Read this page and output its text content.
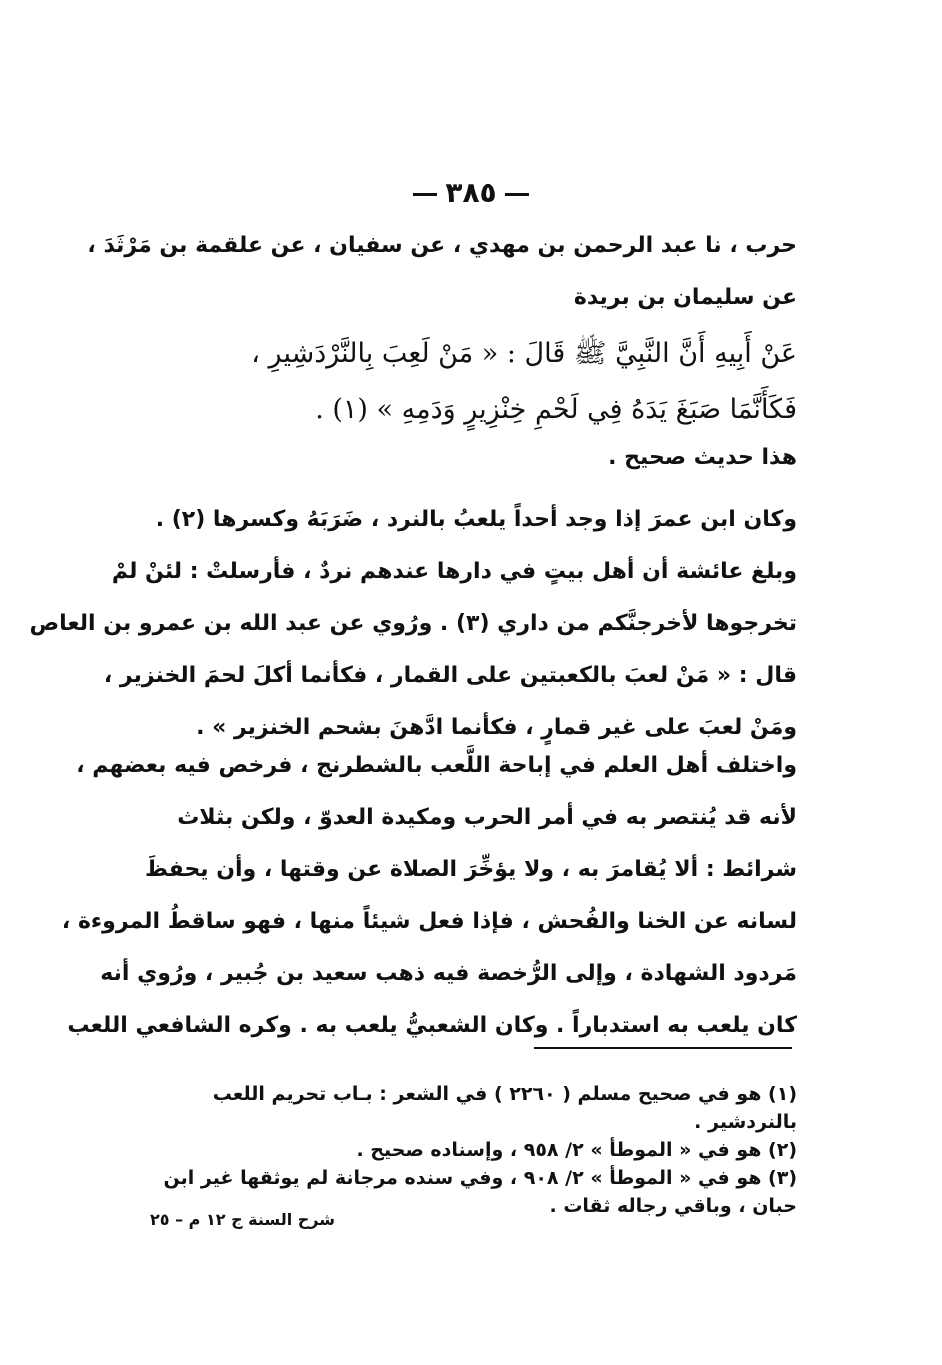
٣٨٥
حرب ، نا عبد الرحمن بن مهدي ، عن سفيان ، عن علقمة بن مَرْثَدَ ،
عن سليمان بن بريدة
عَنْ أَبِيهِ أَنَّ النَّبِيَّ ﷺ قَالَ : « مَنْ لَعِبَ بِالنَّرْدَشِيرِ ،
فَكَأَنَّمَا صَبَغَ يَدَهُ فِي لَحْمِ خِنْزِيرٍ وَدَمِهِ » (١) .
هذا حديث صحيح .
وكان ابن عمرَ إذا وجد أحداً يلعبُ بالنرد ، ضَرَبَهُ وكسرها (٢) .
وبلغ عائشة أن أهل بيتٍ في دارها عندهم نردٌ ، فأرسلتْ : لئنْ لمْ
تخرجوها لأخرجنَّكم من داري (٣) . ورُوي عن عبد الله بن عمرو بن العاص
قال : « مَنْ لعبَ بالكعبتين على القمار ، فكأنما أكلَ لحمَ الخنزير ،
ومَنْ لعبَ على غير قمارٍ ، فكأنما ادَّهنَ بشحم الخنزير » .
واختلف أهل العلم في إباحة اللَّعب بالشطرنج ، فرخص فيه بعضهم ،
لأنه قد يُنتصر به في أمر الحرب ومكيدة العدوّ ، ولكن بثلاث
شرائط : ألا يُقامرَ به ، ولا يؤخِّرَ الصلاة عن وقتها ، وأن يحفظَ
لسانه عن الخنا والفُحش ، فإذا فعل شيئاً منها ، فهو ساقطُ المروءة ،
مَردود الشهادة ، وإلى الرُّخصة فيه ذهب سعيد بن جُبير ، ورُوي أنه
كان يلعب به استدباراً . وكان الشعبيُّ يلعب به . وكره الشافعي اللعب
(١) هو في صحيح مسلم ( ٢٢٦٠ ) في الشعر : بـاب تحريم اللعب بالنردشير .
(٢) هو في « الموطأ » ٢/ ٩٥٨ ، وإسناده صحيح .
(٣) هو في « الموطأ » ٢/ ٩٠٨ ، وفي سنده مرجانة لم يوثقها غير ابن حبان ، وباقي رجاله ثقات .
شرح السنة ج ١٢ م – ٢٥
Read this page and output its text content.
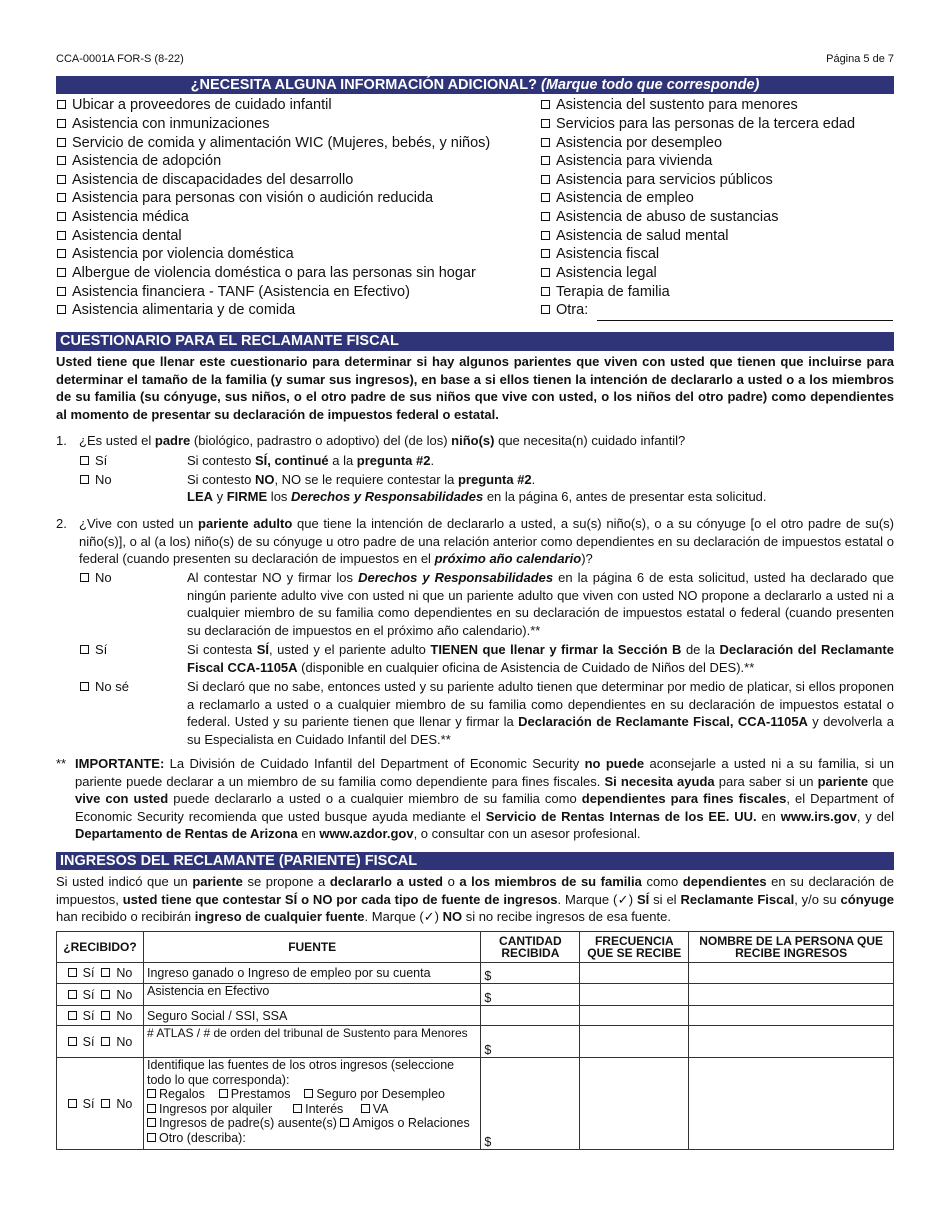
CCA-0001A FOR-S (8-22)	Página 5 de 7
¿NECESITA ALGUNA INFORMACIÓN ADICIONAL? (Marque todo que corresponde)
Ubicar a proveedores de cuidado infantil
Asistencia con inmunizaciones
Servicio de comida y alimentación WIC (Mujeres, bebés, y niños)
Asistencia de adopción
Asistencia de discapacidades del desarrollo
Asistencia para personas con visión o audición reducida
Asistencia médica
Asistencia dental
Asistencia por violencia doméstica
Albergue de violencia doméstica o para las personas sin hogar
Asistencia financiera - TANF (Asistencia en Efectivo)
Asistencia alimentaria y de comida
Asistencia del sustento para menores
Servicios para las personas de la tercera edad
Asistencia por desempleo
Asistencia para vivienda
Asistencia para servicios públicos
Asistencia de empleo
Asistencia de abuso de sustancias
Asistencia de salud mental
Asistencia fiscal
Asistencia legal
Terapia de familia
Otra:
CUESTIONARIO PARA EL RECLAMANTE FISCAL
Usted tiene que llenar este cuestionario para determinar si hay algunos parientes que viven con usted que tienen que incluirse para determinar el tamaño de la familia (y sumar sus ingresos), en base a si ellos tienen la intención de declararlo a usted o a los miembros de su familia (su cónyuge, sus niños, o el otro padre de sus niños que vive con usted, o los niños del otro padre) como dependientes al momento de presentar su declaración de impuestos federal o estatal.
1. ¿Es usted el padre (biológico, padrastro o adoptivo) del (de los) niño(s) que necesita(n) cuidado infantil?
Sí	Si contesto SÍ, continué a la pregunta #2.
No	Si contesto NO, NO se le requiere contestar la pregunta #2.
LEA y FIRME los Derechos y Responsabilidades en la página 6, antes de presentar esta solicitud.
2. ¿Vive con usted un pariente adulto que tiene la intención de declararlo a usted, a su(s) niño(s), o a su cónyuge [o el otro padre de su(s) niño(s)], o al (a los) niño(s) de su cónyuge u otro padre de una relación anterior como dependientes en su declaración de impuestos estatal o federal (cuando presenten su declaración de impuestos en el próximo año calendario)?
No	Al contestar NO y firmar los Derechos y Responsabilidades en la página 6 de esta solicitud, usted ha declarado que ningún pariente adulto vive con usted ni que un pariente adulto que viven con usted NO propone a declararlo a usted ni a cualquier miembro de su familia como dependientes en su declaración de impuestos estatal o federal (cuando presenten su declaración de impuestos en el próximo año calendario).**
Sí	Si contesta SÍ, usted y el pariente adulto TIENEN que llenar y firmar la Sección B de la Declaración del Reclamante Fiscal CCA-1105A (disponible en cualquier oficina de Asistencia de Cuidado de Niños del DES).**
No sé	Si declaró que no sabe, entonces usted y su pariente adulto tienen que determinar por medio de platicar, si ellos proponen a reclamarlo a usted o a cualquier miembro de su familia como dependientes en su declaración de impuestos estatal o federal. Usted y su pariente tienen que llenar y firmar la Declaración de Reclamante Fiscal, CCA-1105A y devolverla a su Especialista en Cuidado Infantil del DES.**
** IMPORTANTE: La División de Cuidado Infantil del Department of Economic Security no puede aconsejarle a usted ni a su familia, si un pariente puede declarar a un miembro de su familia como dependiente para fines fiscales. Si necesita ayuda para saber si un pariente que vive con usted puede declararlo a usted o a cualquier miembro de su familia como dependientes para fines fiscales, el Department of Economic Security recomienda que usted busque ayuda mediante el Servicio de Rentas Internas de los EE. UU. en www.irs.gov, y del Departamento de Rentas de Arizona en www.azdor.gov, o consultar con un asesor profesional.
INGRESOS DEL RECLAMANTE (PARIENTE) FISCAL
Si usted indicó que un pariente se propone a declararlo a usted o a los miembros de su familia como dependientes en su declaración de impuestos, usted tiene que contestar SÍ o NO por cada tipo de fuente de ingresos. Marque (✓) SÍ si el Reclamante Fiscal, y/o su cónyuge han recibido o recibirán ingreso de cualquier fuente. Marque (✓) NO si no recibe ingresos de esa fuente.
¿RECIBIDO?	FUENTE	CANTIDAD RECIBIDA	FRECUENCIA QUE SE RECIBE	NOMBRE DE LA PERSONA QUE RECIBE INGRESOS
Sí No	Ingreso ganado o Ingreso de empleo por su cuenta	$		
Sí No	Asistencia en Efectivo	$		
Sí No	Seguro Social / SSI, SSA			
Sí No	# ATLAS / # de orden del tribunal de Sustento para Menores	$		
Sí No	Identifique las fuentes de los otros ingresos (seleccione todo lo que corresponda):
Regalos Prestamos Seguro por Desempleo
Ingresos por alquiler Interés VA
Ingresos de padre(s) ausente(s) Amigos o Relaciones
Otro (describa):	$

DIRECTIONS:
Display every line of the listing that contains the string "Marque".

THE REPLY:
¿NECESITA ALGUNA INFORMACIÓN ADICIONAL? (Marque todo que corresponde)
Si usted indicó que un pariente se propone a declararlo a usted o a los miembros de su familia como dependientes en su declaración de impuestos, usted tiene que contestar SÍ o NO por cada tipo de fuente de ingresos. Marque (✓) SÍ si el Reclamante Fiscal, y/o su cónyuge han recibido o recibirán ingreso de cualquier fuente. Marque (✓) NO si no recibe ingresos de esa fuente.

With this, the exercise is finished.